§ **Aim**
Don't copy the pictures; return every other part of the records exactly.

§ **Stored data entries**
## Begin

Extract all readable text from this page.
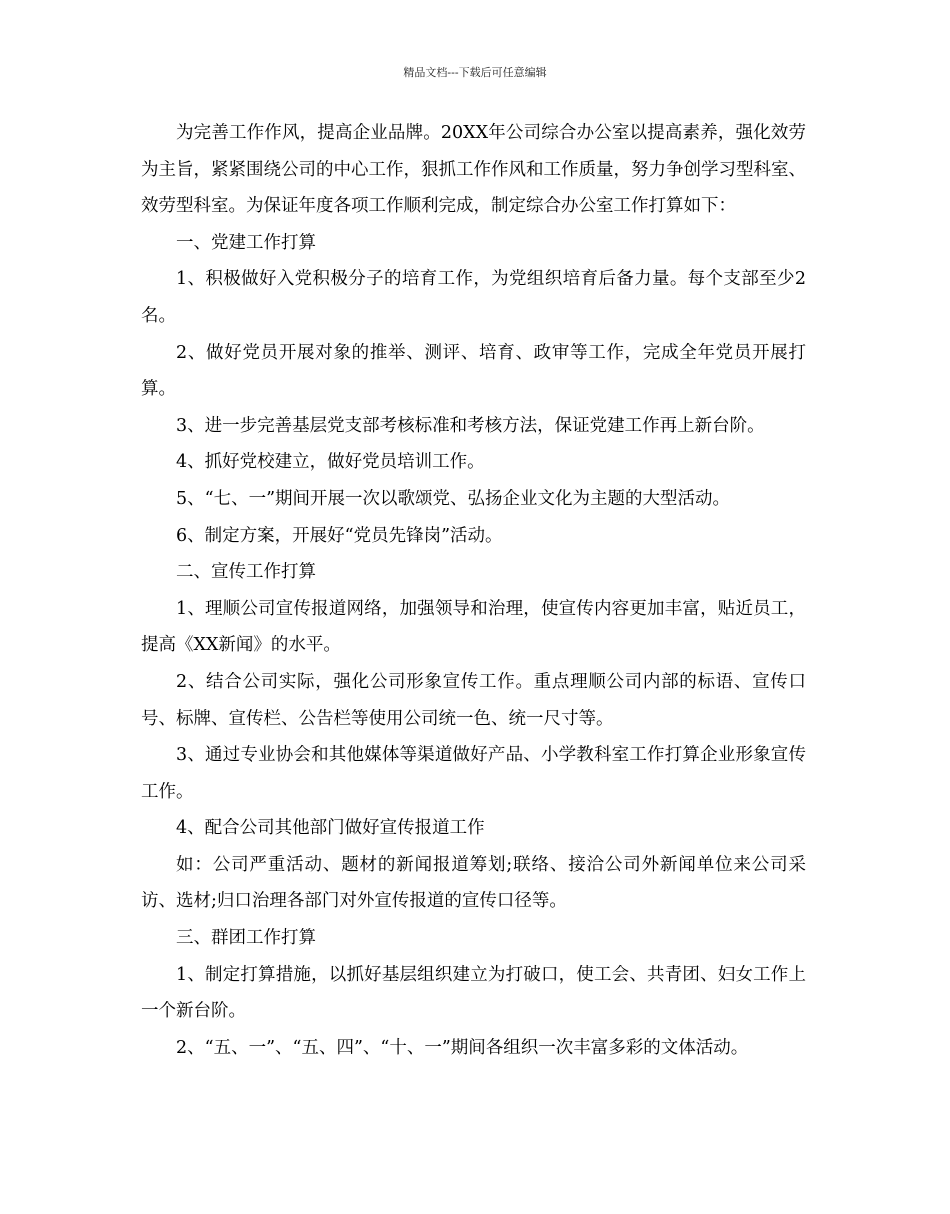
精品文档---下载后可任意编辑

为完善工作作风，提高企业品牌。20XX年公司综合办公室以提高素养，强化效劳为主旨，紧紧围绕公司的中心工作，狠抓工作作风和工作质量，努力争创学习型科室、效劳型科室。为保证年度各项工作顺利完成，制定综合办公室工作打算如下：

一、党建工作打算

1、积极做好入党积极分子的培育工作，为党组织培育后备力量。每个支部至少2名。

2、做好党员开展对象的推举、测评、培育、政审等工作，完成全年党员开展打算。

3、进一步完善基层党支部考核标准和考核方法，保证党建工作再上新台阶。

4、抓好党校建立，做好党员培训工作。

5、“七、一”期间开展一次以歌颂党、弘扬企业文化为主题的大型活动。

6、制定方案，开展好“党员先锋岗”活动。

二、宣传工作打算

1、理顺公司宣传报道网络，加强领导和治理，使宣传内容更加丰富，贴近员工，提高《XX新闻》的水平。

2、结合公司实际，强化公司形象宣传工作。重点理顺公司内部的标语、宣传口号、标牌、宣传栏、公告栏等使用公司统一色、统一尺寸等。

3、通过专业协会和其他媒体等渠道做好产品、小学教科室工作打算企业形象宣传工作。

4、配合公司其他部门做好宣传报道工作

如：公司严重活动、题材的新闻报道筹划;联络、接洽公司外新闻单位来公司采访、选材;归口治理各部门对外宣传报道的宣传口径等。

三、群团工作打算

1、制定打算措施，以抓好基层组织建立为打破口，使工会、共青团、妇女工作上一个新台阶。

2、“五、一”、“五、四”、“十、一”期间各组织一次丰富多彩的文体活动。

## End

§ **Result**
Extract all readable text from this page.
精品文档---下载后可任意编辑

为完善工作作风，提高企业品牌。20XX年公司综合办公室以提高素养，强化效劳为主旨，紧紧围绕公司的中心工作，狠抓工作作风和工作质量，努力争创学习型科室、效劳型科室。为保证年度各项工作顺利完成，制定综合办公室工作打算如下：

一、党建工作打算

1、积极做好入党积极分子的培育工作，为党组织培育后备力量。每个支部至少2名。

2、做好党员开展对象的推举、测评、培育、政审等工作，完成全年党员开展打算。

3、进一步完善基层党支部考核标准和考核方法，保证党建工作再上新台阶。

4、抓好党校建立，做好党员培训工作。

5、“七、一”期间开展一次以歌颂党、弘扬企业文化为主题的大型活动。

6、制定方案，开展好“党员先锋岗”活动。

二、宣传工作打算

1、理顺公司宣传报道网络，加强领导和治理，使宣传内容更加丰富，贴近员工，提高《XX新闻》的水平。

2、结合公司实际，强化公司形象宣传工作。重点理顺公司内部的标语、宣传口号、标牌、宣传栏、公告栏等使用公司统一色、统一尺寸等。

3、通过专业协会和其他媒体等渠道做好产品、小学教科室工作打算企业形象宣传工作。

4、配合公司其他部门做好宣传报道工作

如：公司严重活动、题材的新闻报道筹划;联络、接洽公司外新闻单位来公司采访、选材;归口治理各部门对外宣传报道的宣传口径等。

三、群团工作打算

1、制定打算措施，以抓好基层组织建立为打破口，使工会、共青团、妇女工作上一个新台阶。

2、“五、一”、“五、四”、“十、一”期间各组织一次丰富多彩的文体活动。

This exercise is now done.